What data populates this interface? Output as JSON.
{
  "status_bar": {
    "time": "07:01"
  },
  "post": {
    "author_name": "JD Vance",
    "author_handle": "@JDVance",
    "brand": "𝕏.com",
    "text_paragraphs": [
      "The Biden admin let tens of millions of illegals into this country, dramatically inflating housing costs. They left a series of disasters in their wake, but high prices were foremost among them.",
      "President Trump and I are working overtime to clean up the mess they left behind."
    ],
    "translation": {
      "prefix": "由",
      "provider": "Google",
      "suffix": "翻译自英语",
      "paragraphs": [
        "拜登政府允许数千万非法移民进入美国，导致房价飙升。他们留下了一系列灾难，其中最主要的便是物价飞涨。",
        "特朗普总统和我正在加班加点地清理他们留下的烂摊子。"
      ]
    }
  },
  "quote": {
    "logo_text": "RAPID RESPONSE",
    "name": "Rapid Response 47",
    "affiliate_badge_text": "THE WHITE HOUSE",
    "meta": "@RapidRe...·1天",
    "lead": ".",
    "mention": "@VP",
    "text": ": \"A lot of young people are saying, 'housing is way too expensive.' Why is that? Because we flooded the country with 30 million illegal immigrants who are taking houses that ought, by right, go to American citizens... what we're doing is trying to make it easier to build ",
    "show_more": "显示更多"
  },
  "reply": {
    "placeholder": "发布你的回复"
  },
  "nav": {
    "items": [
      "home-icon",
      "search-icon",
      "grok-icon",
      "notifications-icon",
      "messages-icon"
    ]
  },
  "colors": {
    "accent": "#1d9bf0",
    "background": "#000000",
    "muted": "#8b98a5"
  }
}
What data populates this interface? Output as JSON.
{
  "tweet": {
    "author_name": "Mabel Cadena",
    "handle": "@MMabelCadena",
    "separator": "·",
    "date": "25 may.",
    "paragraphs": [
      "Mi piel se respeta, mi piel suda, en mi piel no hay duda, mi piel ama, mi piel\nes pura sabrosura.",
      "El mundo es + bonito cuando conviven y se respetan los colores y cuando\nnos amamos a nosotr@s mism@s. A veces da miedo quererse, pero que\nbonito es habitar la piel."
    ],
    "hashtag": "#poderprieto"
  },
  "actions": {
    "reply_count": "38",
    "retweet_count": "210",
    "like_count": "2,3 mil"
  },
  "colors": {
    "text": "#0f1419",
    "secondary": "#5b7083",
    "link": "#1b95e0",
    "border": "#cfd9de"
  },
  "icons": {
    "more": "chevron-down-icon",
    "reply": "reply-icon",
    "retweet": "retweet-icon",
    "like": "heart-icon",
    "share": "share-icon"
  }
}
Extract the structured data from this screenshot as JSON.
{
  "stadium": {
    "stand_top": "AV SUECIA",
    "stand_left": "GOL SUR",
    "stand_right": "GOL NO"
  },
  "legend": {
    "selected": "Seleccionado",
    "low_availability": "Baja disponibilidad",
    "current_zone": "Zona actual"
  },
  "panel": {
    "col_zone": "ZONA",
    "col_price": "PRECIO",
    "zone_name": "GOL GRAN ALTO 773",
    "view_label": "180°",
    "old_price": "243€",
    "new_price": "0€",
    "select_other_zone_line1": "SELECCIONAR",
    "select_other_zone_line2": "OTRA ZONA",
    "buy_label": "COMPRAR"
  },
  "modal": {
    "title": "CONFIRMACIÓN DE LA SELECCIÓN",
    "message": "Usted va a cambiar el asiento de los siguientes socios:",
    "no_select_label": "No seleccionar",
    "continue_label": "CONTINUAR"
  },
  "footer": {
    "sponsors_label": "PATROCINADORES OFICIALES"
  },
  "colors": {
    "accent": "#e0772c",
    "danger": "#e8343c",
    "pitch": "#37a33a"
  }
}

------------------------------------------------------------------------

Work to do: Exactly reproduce the material above.

Task result:
What data populates this interface? Output as JSON.
{
  "status_bar": {
    "time": "07:01"
  },
  "post": {
    "author_name": "JD Vance",
    "author_handle": "@JDVance",
    "brand": "𝕏.com",
    "text_paragraphs": [
      "The Biden admin let tens of millions of illegals into this country, dramatically inflating housing costs. They left a series of disasters in their wake, but high prices were foremost among them.",
      "President Trump and I are working overtime to clean up the mess they left behind."
    ],
    "translation": {
      "prefix": "由",
      "provider": "Google",
      "suffix": "翻译自英语",
      "paragraphs": [
        "拜登政府允许数千万非法移民进入美国，导致房价飙升。他们留下了一系列灾难，其中最主要的便是物价飞涨。",
        "特朗普总统和我正在加班加点地清理他们留下的烂摊子。"
      ]
    }
  },
  "quote": {
    "logo_text": "RAPID RESPONSE",
    "name": "Rapid Response 47",
    "affiliate_badge_text": "THE WHITE HOUSE",
    "meta": "@RapidRe...·1天",
    "lead": ".",
    "mention": "@VP",
    "text": ": \"A lot of young people are saying, 'housing is way too expensive.' Why is that? Because we flooded the country with 30 million illegal immigrants who are taking houses that ought, by right, go to American citizens... what we're doing is trying to make it easier to build ",
    "show_more": "显示更多"
  },
  "reply": {
    "placeholder": "发布你的回复"
  },
  "nav": {
    "items": [
      "home-icon",
      "search-icon",
      "grok-icon",
      "notifications-icon",
      "messages-icon"
    ]
  },
  "colors": {
    "accent": "#1d9bf0",
    "background": "#000000",
    "muted": "#8b98a5"
  }
}
What data populates this interface? Output as JSON.
{
  "tweet": {
    "author_name": "Mabel Cadena",
    "handle": "@MMabelCadena",
    "separator": "·",
    "date": "25 may.",
    "paragraphs": [
      "Mi piel se respeta, mi piel suda, en mi piel no hay duda, mi piel ama, mi piel\nes pura sabrosura.",
      "El mundo es + bonito cuando conviven y se respetan los colores y cuando\nnos amamos a nosotr@s mism@s. A veces da miedo quererse, pero que\nbonito es habitar la piel."
    ],
    "hashtag": "#poderprieto"
  },
  "actions": {
    "reply_count": "38",
    "retweet_count": "210",
    "like_count": "2,3 mil"
  },
  "colors": {
    "text": "#0f1419",
    "secondary": "#5b7083",
    "link": "#1b95e0",
    "border": "#cfd9de"
  },
  "icons": {
    "more": "chevron-down-icon",
    "reply": "reply-icon",
    "retweet": "retweet-icon",
    "like": "heart-icon",
    "share": "share-icon"
  }
}
Extract the structured data from this screenshot as JSON.
{
  "stadium": {
    "stand_top": "AV SUECIA",
    "stand_left": "GOL SUR",
    "stand_right": "GOL NO"
  },
  "legend": {
    "selected": "Seleccionado",
    "low_availability": "Baja disponibilidad",
    "current_zone": "Zona actual"
  },
  "panel": {
    "col_zone": "ZONA",
    "col_price": "PRECIO",
    "zone_name": "GOL GRAN ALTO 773",
    "view_label": "180°",
    "old_price": "243€",
    "new_price": "0€",
    "select_other_zone_line1": "SELECCIONAR",
    "select_other_zone_line2": "OTRA ZONA",
    "buy_label": "COMPRAR"
  },
  "modal": {
    "title": "CONFIRMACIÓN DE LA SELECCIÓN",
    "message": "Usted va a cambiar el asiento de los siguientes socios:",
    "no_select_label": "No seleccionar",
    "continue_label": "CONTINUAR"
  },
  "footer": {
    "sponsors_label": "PATROCINADORES OFICIALES"
  },
  "colors": {
    "accent": "#e0772c",
    "danger": "#e8343c",
    "pitch": "#37a33a"
  }
}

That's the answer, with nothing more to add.